# start of Information given

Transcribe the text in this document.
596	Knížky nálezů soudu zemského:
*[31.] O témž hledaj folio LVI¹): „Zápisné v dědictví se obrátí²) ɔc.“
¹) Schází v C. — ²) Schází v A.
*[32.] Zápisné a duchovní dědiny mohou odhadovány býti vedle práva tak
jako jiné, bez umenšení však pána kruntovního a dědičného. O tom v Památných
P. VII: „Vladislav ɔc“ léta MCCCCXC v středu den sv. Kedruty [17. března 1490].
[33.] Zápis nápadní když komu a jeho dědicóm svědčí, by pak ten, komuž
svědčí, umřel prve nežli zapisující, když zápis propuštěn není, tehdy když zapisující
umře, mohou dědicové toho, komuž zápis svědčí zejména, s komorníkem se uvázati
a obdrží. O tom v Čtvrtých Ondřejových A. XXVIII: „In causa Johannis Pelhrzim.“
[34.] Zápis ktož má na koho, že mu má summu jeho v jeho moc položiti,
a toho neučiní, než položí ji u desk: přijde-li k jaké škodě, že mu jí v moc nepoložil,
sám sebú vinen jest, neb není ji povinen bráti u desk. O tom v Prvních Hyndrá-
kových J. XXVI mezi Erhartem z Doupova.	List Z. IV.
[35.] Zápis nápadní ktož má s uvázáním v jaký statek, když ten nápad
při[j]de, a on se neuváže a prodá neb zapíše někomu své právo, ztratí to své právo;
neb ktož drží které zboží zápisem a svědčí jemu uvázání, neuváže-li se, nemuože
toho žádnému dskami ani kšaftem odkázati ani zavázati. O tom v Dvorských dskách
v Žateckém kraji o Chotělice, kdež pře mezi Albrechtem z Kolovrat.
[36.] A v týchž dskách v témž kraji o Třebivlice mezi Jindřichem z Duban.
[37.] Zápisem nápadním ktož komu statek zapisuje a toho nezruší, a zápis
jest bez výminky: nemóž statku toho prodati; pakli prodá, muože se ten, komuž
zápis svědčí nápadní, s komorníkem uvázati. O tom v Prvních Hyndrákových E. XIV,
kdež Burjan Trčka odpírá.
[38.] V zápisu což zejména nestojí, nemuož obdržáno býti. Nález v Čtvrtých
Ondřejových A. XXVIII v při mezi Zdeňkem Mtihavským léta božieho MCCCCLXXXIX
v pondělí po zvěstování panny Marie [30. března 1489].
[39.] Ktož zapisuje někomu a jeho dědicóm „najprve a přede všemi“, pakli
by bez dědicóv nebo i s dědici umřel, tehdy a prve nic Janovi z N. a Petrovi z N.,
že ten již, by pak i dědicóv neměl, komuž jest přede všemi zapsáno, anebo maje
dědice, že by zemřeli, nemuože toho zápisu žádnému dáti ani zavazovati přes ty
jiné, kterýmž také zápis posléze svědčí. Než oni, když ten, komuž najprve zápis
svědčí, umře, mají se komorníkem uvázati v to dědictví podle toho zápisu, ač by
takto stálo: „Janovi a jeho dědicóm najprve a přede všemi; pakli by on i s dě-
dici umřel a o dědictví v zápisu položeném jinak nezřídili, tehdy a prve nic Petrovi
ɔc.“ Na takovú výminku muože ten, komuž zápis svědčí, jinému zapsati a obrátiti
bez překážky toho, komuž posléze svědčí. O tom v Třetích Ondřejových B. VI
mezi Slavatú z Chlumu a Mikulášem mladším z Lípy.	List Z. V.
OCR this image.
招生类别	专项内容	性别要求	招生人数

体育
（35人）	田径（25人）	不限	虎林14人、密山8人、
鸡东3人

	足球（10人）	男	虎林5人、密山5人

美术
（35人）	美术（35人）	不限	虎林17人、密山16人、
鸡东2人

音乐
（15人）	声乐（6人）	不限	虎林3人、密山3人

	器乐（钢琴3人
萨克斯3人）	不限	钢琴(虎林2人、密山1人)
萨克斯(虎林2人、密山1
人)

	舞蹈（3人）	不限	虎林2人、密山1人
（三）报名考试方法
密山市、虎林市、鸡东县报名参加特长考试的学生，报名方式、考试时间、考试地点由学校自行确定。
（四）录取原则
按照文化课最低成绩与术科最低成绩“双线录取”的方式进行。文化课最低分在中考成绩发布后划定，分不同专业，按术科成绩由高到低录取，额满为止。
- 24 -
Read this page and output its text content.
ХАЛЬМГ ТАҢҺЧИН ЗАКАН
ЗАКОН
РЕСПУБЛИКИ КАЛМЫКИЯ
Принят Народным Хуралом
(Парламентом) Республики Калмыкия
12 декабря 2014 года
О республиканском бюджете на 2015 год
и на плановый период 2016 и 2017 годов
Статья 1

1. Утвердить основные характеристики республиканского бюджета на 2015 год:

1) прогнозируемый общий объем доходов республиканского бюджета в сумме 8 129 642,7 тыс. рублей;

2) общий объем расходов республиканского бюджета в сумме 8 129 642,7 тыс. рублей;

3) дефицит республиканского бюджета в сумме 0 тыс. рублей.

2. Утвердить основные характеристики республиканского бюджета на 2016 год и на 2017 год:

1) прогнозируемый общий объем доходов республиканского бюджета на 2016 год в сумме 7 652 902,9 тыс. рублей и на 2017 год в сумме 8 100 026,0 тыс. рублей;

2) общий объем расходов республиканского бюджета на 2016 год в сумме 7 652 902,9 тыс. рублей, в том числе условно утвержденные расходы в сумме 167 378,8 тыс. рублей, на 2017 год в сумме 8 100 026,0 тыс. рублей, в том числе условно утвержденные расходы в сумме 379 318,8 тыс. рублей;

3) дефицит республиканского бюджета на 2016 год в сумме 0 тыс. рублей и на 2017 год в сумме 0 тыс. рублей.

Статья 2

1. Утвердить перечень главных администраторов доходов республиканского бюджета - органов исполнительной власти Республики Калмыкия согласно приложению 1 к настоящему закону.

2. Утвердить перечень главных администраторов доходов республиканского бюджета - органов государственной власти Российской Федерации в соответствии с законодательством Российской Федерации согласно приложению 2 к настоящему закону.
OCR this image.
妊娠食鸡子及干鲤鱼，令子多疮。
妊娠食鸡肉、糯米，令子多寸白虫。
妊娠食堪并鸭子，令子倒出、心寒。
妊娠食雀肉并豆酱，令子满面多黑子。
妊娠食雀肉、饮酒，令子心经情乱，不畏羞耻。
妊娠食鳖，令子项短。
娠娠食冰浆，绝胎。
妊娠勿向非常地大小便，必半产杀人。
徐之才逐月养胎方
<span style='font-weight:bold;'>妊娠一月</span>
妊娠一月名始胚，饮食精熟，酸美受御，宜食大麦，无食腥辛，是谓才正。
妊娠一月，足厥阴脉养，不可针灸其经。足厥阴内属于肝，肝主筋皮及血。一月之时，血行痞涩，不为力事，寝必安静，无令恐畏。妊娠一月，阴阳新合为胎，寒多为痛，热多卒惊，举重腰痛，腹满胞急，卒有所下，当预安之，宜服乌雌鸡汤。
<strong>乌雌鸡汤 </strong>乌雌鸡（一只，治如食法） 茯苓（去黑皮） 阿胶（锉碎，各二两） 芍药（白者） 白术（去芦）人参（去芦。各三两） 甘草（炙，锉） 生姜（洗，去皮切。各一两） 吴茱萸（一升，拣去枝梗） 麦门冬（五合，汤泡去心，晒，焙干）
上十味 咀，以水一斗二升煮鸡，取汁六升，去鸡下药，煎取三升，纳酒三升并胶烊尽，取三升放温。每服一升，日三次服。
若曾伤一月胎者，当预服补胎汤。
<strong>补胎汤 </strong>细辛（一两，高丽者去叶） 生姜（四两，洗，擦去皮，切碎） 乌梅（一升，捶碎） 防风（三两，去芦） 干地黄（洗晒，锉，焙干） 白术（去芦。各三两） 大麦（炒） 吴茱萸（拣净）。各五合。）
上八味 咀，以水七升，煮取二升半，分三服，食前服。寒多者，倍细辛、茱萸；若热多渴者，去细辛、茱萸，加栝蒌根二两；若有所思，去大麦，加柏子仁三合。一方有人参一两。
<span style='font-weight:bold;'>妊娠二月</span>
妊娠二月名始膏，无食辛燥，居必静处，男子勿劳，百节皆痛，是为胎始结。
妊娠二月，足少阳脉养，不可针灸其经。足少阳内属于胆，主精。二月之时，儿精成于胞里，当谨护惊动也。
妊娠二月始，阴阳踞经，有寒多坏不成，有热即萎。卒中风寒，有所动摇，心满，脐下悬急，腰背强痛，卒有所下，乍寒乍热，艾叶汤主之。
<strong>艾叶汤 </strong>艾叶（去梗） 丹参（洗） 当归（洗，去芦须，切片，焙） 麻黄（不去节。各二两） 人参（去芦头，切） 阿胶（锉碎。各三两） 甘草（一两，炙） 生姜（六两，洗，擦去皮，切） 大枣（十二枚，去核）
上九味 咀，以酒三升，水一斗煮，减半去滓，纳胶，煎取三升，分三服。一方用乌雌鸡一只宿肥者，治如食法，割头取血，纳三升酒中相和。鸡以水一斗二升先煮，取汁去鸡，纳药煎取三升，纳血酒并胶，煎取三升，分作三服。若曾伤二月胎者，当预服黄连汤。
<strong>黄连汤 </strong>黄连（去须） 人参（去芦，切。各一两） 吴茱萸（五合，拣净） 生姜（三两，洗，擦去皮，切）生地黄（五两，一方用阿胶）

# end of Information given

* Exercise requirements *
Pull every line containing "span" from the material above.

* Result of the exercise *
<span style='font-weight:bold;'>妊娠一月</span>
<span style='font-weight:bold;'>妊娠二月</span>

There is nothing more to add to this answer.